Records
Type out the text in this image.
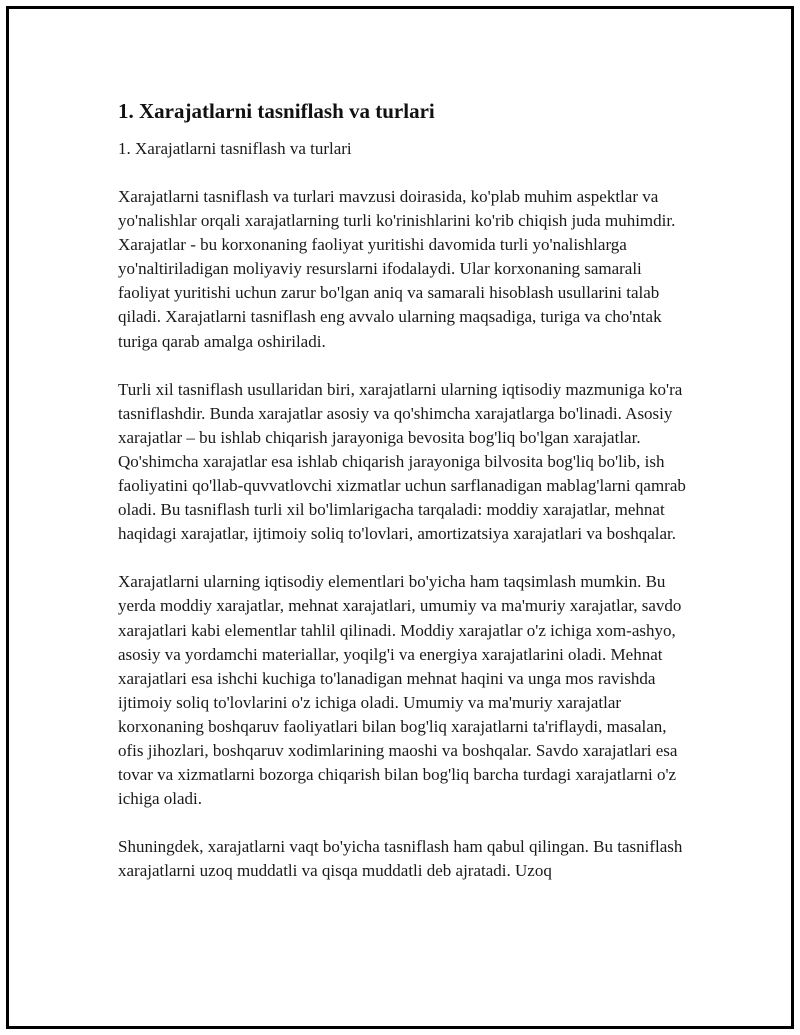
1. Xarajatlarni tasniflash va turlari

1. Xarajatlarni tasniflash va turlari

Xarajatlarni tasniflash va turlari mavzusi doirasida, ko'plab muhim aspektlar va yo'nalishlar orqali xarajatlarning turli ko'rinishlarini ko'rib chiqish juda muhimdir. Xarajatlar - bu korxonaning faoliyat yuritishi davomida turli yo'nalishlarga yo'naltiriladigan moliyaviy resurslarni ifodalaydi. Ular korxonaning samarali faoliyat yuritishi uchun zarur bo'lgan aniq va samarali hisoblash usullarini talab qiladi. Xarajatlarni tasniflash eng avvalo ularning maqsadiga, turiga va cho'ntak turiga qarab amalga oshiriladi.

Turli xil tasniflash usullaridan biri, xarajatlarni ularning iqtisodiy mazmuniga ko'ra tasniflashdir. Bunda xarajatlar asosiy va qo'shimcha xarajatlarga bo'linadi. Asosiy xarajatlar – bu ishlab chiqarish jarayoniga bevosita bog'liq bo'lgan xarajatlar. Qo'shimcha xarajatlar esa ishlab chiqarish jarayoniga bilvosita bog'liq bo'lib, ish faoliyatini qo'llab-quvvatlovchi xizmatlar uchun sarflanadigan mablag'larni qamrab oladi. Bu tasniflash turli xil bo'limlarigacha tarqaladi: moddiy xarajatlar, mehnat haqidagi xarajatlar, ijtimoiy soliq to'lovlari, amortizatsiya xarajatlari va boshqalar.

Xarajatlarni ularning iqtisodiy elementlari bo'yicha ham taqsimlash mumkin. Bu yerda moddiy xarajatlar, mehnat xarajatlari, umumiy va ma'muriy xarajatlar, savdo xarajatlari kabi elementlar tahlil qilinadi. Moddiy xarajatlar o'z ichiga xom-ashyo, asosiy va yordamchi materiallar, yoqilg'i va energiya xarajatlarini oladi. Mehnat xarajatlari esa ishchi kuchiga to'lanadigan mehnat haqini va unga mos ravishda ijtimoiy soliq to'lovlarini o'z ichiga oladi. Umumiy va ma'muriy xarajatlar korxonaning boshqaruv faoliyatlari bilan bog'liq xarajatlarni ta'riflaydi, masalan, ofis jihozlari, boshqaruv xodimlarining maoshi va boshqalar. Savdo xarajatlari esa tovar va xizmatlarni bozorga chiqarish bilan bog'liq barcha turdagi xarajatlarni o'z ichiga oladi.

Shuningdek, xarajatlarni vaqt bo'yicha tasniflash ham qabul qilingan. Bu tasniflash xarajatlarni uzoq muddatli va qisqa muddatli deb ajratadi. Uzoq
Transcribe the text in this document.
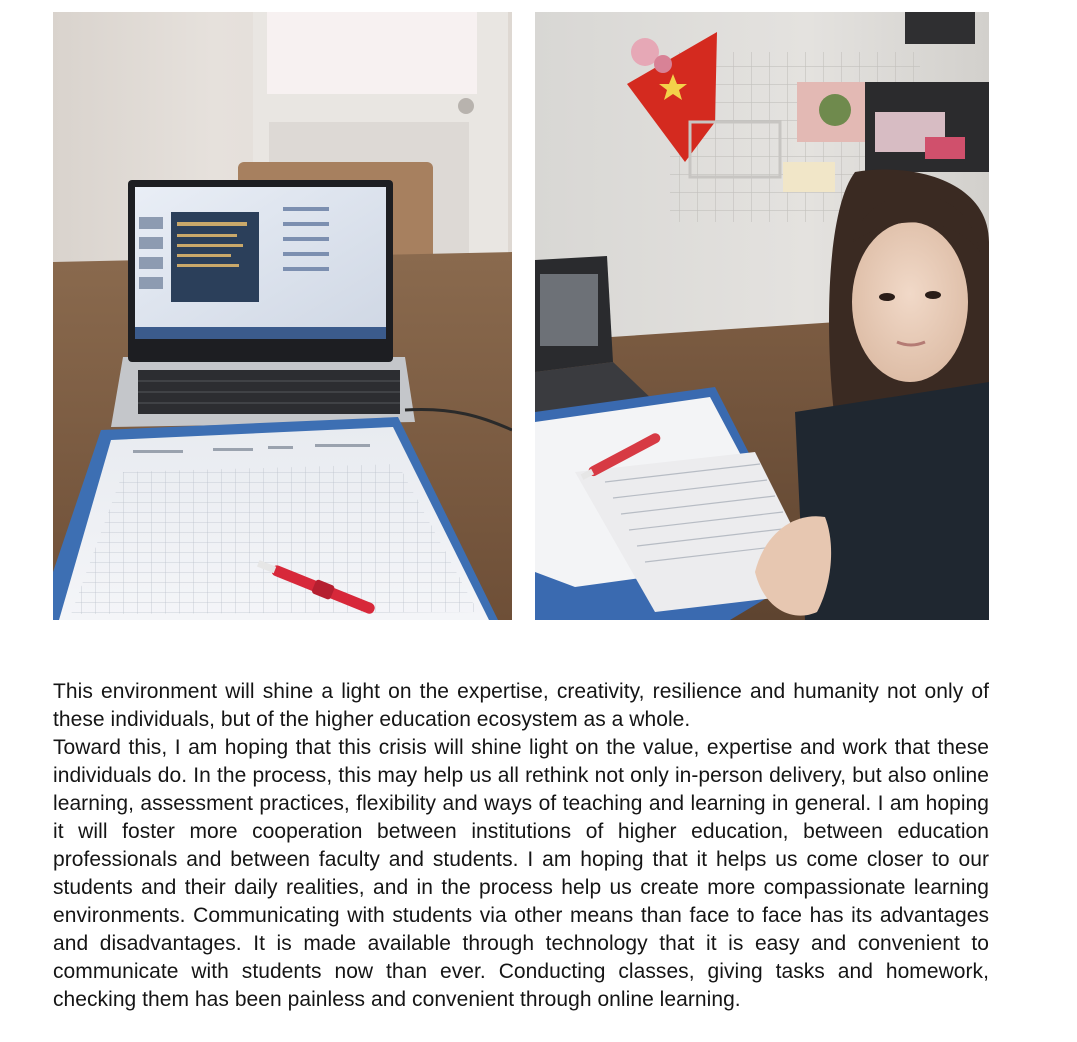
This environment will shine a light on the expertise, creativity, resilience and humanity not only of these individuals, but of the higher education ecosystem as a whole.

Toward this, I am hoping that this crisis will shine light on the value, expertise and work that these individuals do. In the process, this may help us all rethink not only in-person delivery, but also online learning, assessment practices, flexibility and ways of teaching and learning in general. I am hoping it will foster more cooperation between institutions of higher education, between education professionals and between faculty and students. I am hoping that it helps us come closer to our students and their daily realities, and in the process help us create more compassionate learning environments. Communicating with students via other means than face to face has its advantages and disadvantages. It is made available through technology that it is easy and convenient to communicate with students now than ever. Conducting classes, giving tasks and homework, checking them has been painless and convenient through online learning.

*GOAL*
Choose all lines containing the string "text" and copy them out.

*FULL RESPONSE*
Type out the text in this image.
Transcribe the text in this document.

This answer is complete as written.